The cartoon version of George Orwell's most famous novel along with Nineteen Eighty-Four has long been the subject of controversy: were animators John Halas and Joy Batchelor, here making the first ever British feature cartoon for mass consumption, correct to make the changes they did? The source was an acknowledged classic, a masterwork of the allegorical form which told the tale of the Russian Revolution and its aftermath with fine perception, yet there were those who would have you believe this was simply a dutiful recreation rather than a living, breathing artwork in its own right.

But it remains interesting for all sorts of reasons, not least because of the style they used, something that looked child friendly but actually told a tale better appreciated by adults who could understand the references and what was being alluded to. Orwell's original subtitle for his short novel was "A Fairy Tale", as if he was implementing the same ambiguity, and that came across in this, with fluid, caricatured characters that nevertheless suffer a great deal, and even die in some cases - onscreen, too. There was no sugarcoating of the plotline as after all it had to adhere to the historical record, where the Communists won power by claiming to be introducing equality and fairness, then ended up being exactly the same iron fist of totalitarianism as had been in power before.

The message of "Meet the new boss, same as the old boss" is one for the ages, as is "power corrupts, absolute power corrupts absolutely", both of which much in evidence here, but there was a curious background to the film that fuels that controversy even today. That was because much of the money that went into funding the production was provided by the C.I.A. in America, who saw the material as a useful propaganda tool, and that led to the ending far more optimistic than anything in Orwell. The essential gloom of his vision remained, and many of the book's most celebrated images were recreated with skill, but the rewriting of the close of the story stated outright that the Communist regime would be overthrown.

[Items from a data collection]
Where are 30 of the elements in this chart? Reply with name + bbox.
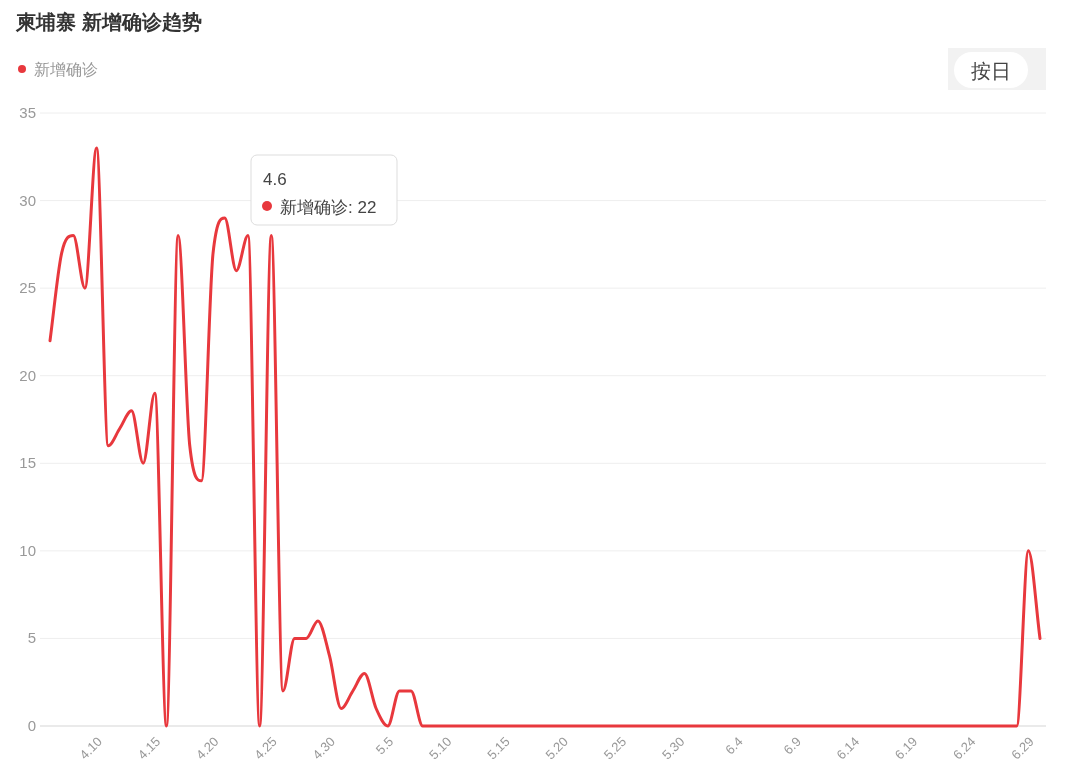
text: 按日	[971, 60, 1011, 82]
x-tick-label: 4.25	[251, 733, 280, 763]
x-tick-label: 6.19	[891, 733, 921, 763]
x-tick-label: 5.25	[600, 733, 630, 763]
x-tick-label: 5.15	[484, 733, 513, 763]
legend-label: 新增确诊	[34, 61, 98, 78]
x-tick-label: 5.5	[372, 733, 397, 758]
x-tick-label: 6.4	[722, 733, 746, 758]
y-tick-label: 30	[19, 191, 36, 209]
x-tick-label: 6.29	[1008, 733, 1037, 763]
x-tick-label: 4.20	[193, 733, 222, 763]
annotation: 新增确诊: 22	[280, 198, 377, 217]
y-tick-label: 25	[19, 279, 36, 297]
y-tick-label: 5	[27, 629, 36, 647]
x-tick-label: 6.24	[950, 733, 979, 763]
y-tick-label: 20	[19, 366, 36, 384]
x-tick-label: 4.30	[309, 733, 339, 763]
y-tick-label: 0	[27, 717, 36, 734]
x-tick-label: 5.20	[542, 733, 571, 763]
chart-title: 柬埔寨 新增确诊趋势	[15, 11, 202, 33]
x-tick-label: 5.30	[658, 733, 688, 763]
annotation: 4.6	[263, 170, 287, 189]
y-tick-label: 15	[19, 454, 36, 472]
y-tick-label: 35	[19, 104, 36, 121]
x-tick-label: 4.15	[134, 733, 164, 763]
x-tick-label: 5.10	[425, 733, 455, 763]
x-tick-label: 6.14	[833, 733, 863, 763]
x-tick-label: 6.9	[780, 733, 804, 758]
x-tick-label: 4.10	[76, 733, 106, 763]
y-tick-label: 10	[19, 541, 36, 559]
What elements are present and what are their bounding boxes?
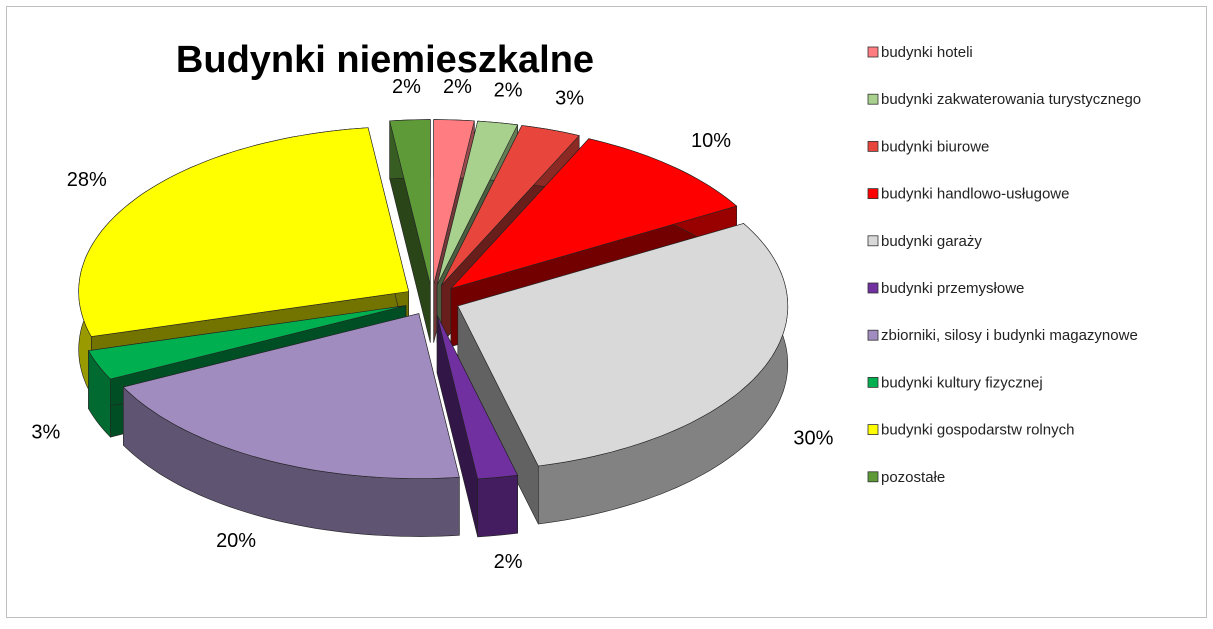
slice-top (457, 223, 789, 467)
data-label: 2% (494, 551, 523, 573)
legend-swatch (867, 471, 879, 483)
pie-slice (122, 313, 460, 537)
legend-swatch (867, 140, 879, 152)
pie-slice (436, 314, 519, 538)
legend-label: budynki zakwaterowania turystycznego (881, 91, 1141, 108)
slice-top (389, 119, 431, 285)
pie-slice (457, 222, 789, 525)
slice-top (436, 120, 519, 286)
legend-label: budynki hoteli (881, 44, 973, 61)
legend-label: zbiorniki, silosy i budynki magazynowe (881, 327, 1138, 344)
slice-top (78, 127, 410, 337)
data-label: 3% (31, 422, 60, 444)
legend-swatch (867, 188, 879, 200)
data-label: 3% (555, 88, 584, 110)
slice-top (441, 125, 580, 286)
slice-top (122, 313, 460, 479)
data-label: 10% (691, 130, 731, 152)
pie-slice (389, 119, 431, 343)
legend-swatch (867, 235, 879, 247)
legend-swatch (867, 282, 879, 294)
legend-label: budynki gospodarstw rolnych (881, 422, 1074, 439)
data-label: 28% (67, 169, 107, 191)
chart-title: Budynki niemieszkalne (176, 39, 594, 81)
legend-swatch (867, 424, 879, 436)
slice-top (433, 119, 475, 285)
legend-label: budynki przemysłowe (881, 280, 1024, 297)
legend-label: pozostałe (881, 469, 945, 486)
data-label: 2% (392, 76, 421, 98)
slice-top (88, 305, 406, 380)
data-label: 2% (494, 79, 523, 101)
slice-top (449, 138, 738, 290)
slice-top (436, 314, 519, 480)
data-label: 20% (216, 530, 256, 552)
data-label: 30% (793, 428, 833, 450)
legend-swatch (867, 93, 879, 105)
legend-swatch (867, 329, 879, 341)
legend-swatch (867, 46, 879, 58)
legend-label: budynki handlowo-usługowe (881, 186, 1069, 203)
legend-swatch (867, 376, 879, 388)
legend-label: budynki kultury fizycznej (881, 374, 1043, 391)
legend-label: budynki biurowe (881, 138, 989, 155)
data-label: 2% (443, 76, 472, 98)
slice-wall (477, 474, 518, 538)
legend-label: budynki garaży (881, 233, 982, 250)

- _INSTRUCTIONS TO FOLLOW_:
Can you continue the review of the cartoon version of Orwell's novel, picking up after its last sentence?

- _EXERCISE OUTPUT_:
What happened in real life was that it was not so much overthrown, and not by the U.S.A., than it suffered an inevitable breakdown, so this Animal Farm's predictions were not quite correct, and were lacking an ironic awareness that the second revolution it depicted was pretty much the same as the first, thereby inadvertently stating that what happened was part of a cycle that may well have seen each successive regime turn just as bad as their conquered predecessors. Real life is more complicated than that, and one criticism of the Halas and Batchelor version was that by its very approach it simplified a moral that in the book was more level headed if no less satirical, but appreciated as a technical achievement as well as the fairy tale it said it was then this Animal Farm was impressive. It's just that there was too much of the school tutorial about it for something that you would watch for anything other than education. Music by Matyas Seiber.